Passage:
BEGIN
General Exchange Format
- Filename extension: .gxf
- Internet media type: application/gxf
- Type code: "gxf "
- Initial release: 2001
- Type of format: Container format
- Container for: audiovisual material

= General Exchange Format =

File exchange format

General eXchange Format (GXF) is a file exchange format for the
transfer of simple and compound clips between television program storage systems. It is a container format that can contain Motion JPEG (M-JPEG), MPEG, or DV-based video compression standards, with associated audio, time code, and user data that may include user-defined metadata.

GXF was developed by Grass Valley Group, then standardized by SMPTE as SMPTE 360M, and was extended in SMPTE RDD 14-2007 to include high-definition video resolutions.

GXF has a fairly simple data model compared with SMPTE MXF container format since it should be used for file transfers and not as a storage format with no editing capabilities. SMPTE RDD 14-2007 is only 57 pages long, compared with many hundreds of pages for the MXF standards.
END
Goal of the exercise: Extend the passage on the General Exchange Format from the point where it stops.

The data:
BEGIN
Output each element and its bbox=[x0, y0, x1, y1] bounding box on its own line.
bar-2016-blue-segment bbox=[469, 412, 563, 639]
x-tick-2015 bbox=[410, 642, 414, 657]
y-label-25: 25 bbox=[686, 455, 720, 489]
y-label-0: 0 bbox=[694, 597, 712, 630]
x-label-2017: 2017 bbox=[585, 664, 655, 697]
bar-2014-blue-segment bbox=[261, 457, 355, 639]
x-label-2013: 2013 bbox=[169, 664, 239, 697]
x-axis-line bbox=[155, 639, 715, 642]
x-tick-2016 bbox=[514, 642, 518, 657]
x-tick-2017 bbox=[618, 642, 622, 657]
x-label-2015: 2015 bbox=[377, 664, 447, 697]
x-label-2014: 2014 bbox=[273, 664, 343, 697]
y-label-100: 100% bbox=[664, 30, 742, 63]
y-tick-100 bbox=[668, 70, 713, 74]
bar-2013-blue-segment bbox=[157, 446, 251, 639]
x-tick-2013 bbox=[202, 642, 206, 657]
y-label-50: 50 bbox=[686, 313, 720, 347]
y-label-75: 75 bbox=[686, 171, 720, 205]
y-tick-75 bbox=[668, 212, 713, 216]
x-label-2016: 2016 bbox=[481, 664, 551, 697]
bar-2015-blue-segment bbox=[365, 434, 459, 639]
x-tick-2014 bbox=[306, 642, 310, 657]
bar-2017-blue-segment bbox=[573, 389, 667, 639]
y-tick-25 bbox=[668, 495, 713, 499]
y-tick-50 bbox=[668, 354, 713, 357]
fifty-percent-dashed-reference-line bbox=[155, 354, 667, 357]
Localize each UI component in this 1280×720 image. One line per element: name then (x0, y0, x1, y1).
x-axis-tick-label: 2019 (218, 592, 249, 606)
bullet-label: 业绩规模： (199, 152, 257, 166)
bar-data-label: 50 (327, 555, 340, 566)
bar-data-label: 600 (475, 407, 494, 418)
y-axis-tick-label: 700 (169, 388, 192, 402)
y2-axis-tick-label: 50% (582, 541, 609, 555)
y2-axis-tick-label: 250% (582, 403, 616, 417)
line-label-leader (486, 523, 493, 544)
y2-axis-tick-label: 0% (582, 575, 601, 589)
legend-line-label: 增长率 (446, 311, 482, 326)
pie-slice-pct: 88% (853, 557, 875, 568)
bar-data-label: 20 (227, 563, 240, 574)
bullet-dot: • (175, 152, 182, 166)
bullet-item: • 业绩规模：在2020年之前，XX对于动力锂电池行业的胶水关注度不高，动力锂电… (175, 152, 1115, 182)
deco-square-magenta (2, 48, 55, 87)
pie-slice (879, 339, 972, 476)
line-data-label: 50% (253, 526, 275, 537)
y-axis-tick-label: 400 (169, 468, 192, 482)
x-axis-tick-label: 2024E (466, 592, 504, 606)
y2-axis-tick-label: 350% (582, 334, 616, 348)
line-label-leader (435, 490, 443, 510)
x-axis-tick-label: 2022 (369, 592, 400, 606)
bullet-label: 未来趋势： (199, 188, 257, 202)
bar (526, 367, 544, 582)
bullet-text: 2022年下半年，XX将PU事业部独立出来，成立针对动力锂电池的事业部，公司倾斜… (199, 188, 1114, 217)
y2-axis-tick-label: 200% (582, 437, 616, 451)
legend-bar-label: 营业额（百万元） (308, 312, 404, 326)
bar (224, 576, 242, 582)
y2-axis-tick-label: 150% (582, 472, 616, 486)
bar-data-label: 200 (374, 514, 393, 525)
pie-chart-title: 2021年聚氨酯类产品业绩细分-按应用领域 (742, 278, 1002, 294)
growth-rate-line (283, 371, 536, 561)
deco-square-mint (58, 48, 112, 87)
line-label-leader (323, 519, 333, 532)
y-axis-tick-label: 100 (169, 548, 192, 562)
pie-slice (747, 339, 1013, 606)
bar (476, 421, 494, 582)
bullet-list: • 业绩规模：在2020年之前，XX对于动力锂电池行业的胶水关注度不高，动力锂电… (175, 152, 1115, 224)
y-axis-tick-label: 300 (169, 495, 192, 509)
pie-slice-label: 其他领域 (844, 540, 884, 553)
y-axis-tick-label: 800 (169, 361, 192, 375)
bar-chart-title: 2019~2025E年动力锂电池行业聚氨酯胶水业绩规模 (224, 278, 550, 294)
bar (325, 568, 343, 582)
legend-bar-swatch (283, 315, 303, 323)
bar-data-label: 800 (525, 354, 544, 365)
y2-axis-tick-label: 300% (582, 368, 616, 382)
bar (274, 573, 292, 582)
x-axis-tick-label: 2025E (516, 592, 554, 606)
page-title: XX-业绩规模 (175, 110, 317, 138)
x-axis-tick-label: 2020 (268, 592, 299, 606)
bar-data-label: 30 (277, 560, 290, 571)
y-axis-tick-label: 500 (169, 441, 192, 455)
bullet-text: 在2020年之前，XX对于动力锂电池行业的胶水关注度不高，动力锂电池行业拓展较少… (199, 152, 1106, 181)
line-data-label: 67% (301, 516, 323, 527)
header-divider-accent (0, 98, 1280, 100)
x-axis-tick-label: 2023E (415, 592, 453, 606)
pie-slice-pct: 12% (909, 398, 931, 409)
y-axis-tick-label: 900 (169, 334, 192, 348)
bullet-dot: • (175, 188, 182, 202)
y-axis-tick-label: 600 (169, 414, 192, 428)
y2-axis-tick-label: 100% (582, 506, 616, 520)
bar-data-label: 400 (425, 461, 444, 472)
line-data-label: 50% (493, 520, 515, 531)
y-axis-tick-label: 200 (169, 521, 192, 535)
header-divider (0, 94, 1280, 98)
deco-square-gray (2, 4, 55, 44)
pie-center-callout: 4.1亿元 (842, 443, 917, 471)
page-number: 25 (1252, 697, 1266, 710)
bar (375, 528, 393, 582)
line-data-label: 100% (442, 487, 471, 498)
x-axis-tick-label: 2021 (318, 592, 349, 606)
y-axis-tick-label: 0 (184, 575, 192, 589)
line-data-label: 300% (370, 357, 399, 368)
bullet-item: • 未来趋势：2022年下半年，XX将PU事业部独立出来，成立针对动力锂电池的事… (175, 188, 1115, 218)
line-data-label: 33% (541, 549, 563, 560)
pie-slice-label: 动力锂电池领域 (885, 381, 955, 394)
END
Output:
== Applications and tools ==

=== Applications ===
- The FFmpeg multimedia converter and VLC media player free video player support GXF;
- theScribe LITE is a GXF player that also supports MXF.

=== Parser and checker ===
- Grassvalley offers a win32-based tool "tstream", for parsing GXF files and checking to ensure the contents conform to spec.

=== Tools ===
- GXF::SDK is a C++ [SDK] that implements the GXF standard to ease the reading, creation, sub-clipping, merge and rewrap of GXF files. It supports: MPEG video, DV, PCM, AC3 and Dolby E audio, Timecode, AFD, VBI and ANC;
- GXFDShowFilter is a DirectShow filter that enables Windows MediaPlayer and other DirectShow-based applications to play back GXF files.